**Records supplied**.
========================================
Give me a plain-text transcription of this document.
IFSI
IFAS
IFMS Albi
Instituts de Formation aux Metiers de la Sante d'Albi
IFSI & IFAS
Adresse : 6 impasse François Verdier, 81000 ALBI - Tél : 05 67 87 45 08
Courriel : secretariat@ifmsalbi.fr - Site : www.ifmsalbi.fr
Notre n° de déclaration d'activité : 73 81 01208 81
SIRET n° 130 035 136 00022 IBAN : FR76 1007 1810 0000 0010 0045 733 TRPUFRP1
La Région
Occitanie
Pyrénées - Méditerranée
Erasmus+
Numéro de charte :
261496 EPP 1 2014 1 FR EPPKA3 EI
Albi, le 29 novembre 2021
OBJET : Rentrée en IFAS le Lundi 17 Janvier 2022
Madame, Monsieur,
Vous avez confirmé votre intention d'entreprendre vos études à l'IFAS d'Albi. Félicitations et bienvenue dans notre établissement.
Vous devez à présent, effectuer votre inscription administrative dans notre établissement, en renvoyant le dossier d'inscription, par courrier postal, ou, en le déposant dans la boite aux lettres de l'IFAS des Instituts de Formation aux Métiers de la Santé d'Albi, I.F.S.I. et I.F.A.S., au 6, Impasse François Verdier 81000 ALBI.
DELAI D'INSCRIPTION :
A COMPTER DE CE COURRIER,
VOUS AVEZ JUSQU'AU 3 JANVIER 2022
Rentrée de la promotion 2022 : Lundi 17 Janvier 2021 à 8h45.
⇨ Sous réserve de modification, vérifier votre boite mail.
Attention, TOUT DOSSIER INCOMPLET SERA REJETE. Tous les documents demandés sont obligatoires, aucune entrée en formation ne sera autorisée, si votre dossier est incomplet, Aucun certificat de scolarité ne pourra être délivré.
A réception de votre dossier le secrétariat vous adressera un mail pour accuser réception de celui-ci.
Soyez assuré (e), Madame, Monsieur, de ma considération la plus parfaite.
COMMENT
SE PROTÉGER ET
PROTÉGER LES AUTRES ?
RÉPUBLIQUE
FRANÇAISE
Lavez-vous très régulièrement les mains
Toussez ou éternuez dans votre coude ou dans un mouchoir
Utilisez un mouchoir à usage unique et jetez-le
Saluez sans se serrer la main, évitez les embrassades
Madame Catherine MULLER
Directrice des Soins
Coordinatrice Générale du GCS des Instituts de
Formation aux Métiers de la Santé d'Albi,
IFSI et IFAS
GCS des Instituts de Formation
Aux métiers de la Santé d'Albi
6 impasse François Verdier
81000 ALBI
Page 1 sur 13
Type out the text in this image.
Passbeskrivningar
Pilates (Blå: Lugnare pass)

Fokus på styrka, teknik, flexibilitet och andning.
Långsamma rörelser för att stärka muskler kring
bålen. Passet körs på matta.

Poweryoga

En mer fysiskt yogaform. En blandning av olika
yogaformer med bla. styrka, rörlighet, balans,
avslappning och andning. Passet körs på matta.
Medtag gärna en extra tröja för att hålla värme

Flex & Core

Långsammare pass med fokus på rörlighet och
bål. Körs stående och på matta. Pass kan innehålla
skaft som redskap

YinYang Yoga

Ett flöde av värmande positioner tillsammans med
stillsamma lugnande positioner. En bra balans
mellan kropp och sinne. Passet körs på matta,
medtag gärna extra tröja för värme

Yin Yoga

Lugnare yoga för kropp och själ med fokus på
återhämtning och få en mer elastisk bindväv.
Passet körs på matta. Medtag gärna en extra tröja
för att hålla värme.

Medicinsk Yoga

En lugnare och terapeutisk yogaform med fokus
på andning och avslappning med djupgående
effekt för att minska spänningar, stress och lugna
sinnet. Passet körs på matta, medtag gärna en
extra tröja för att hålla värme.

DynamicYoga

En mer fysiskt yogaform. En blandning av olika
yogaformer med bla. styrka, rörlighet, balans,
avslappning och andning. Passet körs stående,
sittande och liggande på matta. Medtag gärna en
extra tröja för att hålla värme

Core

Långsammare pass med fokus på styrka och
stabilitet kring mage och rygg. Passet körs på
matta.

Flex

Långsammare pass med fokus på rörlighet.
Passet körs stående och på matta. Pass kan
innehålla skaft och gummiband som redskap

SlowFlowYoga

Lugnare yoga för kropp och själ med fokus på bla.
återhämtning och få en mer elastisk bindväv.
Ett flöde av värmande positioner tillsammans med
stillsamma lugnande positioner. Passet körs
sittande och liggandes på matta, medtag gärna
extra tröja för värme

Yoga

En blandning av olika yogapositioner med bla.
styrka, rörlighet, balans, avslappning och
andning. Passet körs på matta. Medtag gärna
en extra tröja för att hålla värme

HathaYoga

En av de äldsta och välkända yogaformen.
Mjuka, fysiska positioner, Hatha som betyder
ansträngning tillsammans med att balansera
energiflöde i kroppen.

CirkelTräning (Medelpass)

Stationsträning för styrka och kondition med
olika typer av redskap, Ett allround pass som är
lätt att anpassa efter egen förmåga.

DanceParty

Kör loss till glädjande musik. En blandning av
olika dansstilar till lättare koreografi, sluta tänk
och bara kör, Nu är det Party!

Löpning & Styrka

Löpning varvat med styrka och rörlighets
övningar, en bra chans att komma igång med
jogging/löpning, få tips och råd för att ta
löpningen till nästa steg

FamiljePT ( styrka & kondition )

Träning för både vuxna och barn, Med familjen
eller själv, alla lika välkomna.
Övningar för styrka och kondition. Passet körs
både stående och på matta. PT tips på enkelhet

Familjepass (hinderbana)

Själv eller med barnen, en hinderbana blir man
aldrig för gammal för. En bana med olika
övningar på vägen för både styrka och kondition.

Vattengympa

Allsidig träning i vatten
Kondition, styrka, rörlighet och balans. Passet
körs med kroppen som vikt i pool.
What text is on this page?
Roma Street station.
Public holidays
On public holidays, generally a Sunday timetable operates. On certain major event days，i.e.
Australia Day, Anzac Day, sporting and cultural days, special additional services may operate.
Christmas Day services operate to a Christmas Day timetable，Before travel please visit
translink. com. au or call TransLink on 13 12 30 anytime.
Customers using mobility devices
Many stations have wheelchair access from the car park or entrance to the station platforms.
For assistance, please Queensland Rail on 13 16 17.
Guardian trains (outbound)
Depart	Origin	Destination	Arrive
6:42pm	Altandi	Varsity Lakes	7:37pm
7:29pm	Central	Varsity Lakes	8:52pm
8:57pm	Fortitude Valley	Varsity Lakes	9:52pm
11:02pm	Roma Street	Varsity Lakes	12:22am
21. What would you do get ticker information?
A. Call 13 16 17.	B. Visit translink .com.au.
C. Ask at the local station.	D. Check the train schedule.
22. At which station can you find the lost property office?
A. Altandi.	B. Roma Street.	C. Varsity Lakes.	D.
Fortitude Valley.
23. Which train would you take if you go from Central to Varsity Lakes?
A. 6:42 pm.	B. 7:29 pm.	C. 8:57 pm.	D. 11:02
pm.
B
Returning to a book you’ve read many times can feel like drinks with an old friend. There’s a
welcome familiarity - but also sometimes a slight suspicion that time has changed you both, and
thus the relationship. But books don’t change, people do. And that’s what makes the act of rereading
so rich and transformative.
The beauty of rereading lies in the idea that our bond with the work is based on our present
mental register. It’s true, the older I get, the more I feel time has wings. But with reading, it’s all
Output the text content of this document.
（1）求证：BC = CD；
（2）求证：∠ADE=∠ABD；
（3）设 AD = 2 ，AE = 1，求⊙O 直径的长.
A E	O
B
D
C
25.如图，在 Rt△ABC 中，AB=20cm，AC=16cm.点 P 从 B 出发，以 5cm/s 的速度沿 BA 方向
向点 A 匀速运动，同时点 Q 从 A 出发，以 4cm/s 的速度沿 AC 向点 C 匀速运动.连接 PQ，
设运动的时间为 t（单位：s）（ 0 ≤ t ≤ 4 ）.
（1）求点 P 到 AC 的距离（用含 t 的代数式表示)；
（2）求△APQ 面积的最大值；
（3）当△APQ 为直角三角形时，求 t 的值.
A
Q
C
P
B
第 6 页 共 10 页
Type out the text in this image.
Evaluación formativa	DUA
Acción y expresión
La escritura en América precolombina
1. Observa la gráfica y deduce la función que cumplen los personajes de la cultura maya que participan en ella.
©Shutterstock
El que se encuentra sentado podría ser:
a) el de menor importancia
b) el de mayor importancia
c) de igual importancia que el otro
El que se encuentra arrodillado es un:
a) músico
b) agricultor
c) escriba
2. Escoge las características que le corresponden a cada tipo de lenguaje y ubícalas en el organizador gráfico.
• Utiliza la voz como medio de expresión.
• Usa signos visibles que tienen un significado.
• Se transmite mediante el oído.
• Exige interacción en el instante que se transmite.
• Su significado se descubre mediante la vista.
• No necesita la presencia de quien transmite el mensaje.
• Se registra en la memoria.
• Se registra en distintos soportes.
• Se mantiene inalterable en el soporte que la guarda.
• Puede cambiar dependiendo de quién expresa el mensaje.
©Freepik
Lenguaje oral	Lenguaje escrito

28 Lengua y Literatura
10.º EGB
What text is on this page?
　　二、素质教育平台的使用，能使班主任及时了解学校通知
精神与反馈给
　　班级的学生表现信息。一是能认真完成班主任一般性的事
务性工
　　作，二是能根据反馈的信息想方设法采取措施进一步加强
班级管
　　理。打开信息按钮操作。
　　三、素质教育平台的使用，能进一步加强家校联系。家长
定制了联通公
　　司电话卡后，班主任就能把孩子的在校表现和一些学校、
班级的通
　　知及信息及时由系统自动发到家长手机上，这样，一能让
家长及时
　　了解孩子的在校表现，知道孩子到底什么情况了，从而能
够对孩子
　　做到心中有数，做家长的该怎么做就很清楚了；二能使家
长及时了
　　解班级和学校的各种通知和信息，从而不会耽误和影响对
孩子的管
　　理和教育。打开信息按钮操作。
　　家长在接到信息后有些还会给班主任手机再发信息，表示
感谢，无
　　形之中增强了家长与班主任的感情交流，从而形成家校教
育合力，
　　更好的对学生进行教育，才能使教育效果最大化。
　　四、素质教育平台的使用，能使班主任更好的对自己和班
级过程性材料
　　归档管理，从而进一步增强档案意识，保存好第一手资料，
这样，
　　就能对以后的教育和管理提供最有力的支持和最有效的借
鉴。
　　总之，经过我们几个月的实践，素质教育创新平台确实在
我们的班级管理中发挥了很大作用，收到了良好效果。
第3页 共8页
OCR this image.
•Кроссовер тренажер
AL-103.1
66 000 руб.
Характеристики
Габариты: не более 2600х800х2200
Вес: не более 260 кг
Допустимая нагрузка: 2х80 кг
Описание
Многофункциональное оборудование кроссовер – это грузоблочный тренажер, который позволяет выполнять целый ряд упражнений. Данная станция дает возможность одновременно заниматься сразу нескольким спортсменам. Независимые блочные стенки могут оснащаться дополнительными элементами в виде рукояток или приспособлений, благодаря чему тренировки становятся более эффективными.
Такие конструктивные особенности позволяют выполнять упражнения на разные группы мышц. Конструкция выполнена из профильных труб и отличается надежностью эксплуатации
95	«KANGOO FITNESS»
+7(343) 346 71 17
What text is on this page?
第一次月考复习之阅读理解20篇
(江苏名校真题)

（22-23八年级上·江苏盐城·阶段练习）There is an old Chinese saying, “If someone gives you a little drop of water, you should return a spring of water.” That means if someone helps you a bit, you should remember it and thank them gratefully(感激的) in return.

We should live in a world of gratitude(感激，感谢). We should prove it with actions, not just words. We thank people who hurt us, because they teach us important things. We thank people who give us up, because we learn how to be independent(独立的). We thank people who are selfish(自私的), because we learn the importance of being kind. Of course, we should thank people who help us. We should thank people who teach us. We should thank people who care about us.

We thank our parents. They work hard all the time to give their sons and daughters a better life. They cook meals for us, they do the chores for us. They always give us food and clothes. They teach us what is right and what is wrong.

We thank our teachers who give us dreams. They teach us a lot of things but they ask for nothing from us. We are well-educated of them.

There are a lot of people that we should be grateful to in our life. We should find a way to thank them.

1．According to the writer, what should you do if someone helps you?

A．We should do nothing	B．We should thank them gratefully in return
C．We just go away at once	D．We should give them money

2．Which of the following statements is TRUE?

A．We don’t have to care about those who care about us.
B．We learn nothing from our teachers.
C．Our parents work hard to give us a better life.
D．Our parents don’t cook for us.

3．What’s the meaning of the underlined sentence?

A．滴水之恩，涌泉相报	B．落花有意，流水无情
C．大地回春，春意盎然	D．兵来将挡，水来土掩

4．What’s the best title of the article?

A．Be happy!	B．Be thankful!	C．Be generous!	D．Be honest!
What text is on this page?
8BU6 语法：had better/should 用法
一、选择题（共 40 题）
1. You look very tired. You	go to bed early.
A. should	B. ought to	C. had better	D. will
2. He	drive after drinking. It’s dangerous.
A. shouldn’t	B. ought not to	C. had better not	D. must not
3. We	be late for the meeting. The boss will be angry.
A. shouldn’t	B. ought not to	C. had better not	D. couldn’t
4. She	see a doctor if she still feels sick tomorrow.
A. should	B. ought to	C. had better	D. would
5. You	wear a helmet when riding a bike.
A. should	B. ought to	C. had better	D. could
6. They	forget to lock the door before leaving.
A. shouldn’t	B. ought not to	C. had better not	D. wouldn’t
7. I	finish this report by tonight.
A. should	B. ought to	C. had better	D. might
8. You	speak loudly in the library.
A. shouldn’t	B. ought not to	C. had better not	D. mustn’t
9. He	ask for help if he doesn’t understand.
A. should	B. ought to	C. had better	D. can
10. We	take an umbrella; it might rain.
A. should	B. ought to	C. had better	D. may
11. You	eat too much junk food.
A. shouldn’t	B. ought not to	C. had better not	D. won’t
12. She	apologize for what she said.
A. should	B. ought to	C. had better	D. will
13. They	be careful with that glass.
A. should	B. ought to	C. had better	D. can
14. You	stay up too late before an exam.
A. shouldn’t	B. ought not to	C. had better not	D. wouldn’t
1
========================================
**Task description**. Go through the records. Copy each line where "someone" appears.

**Task solution**.
（22-23八年级上·江苏盐城·阶段练习）There is an old Chinese saying, “If someone gives you a little drop of water, you should return a spring of water.” That means if someone helps you a bit, you should remember it and thank them gratefully(感激的) in return.
1．According to the writer, what should you do if someone helps you?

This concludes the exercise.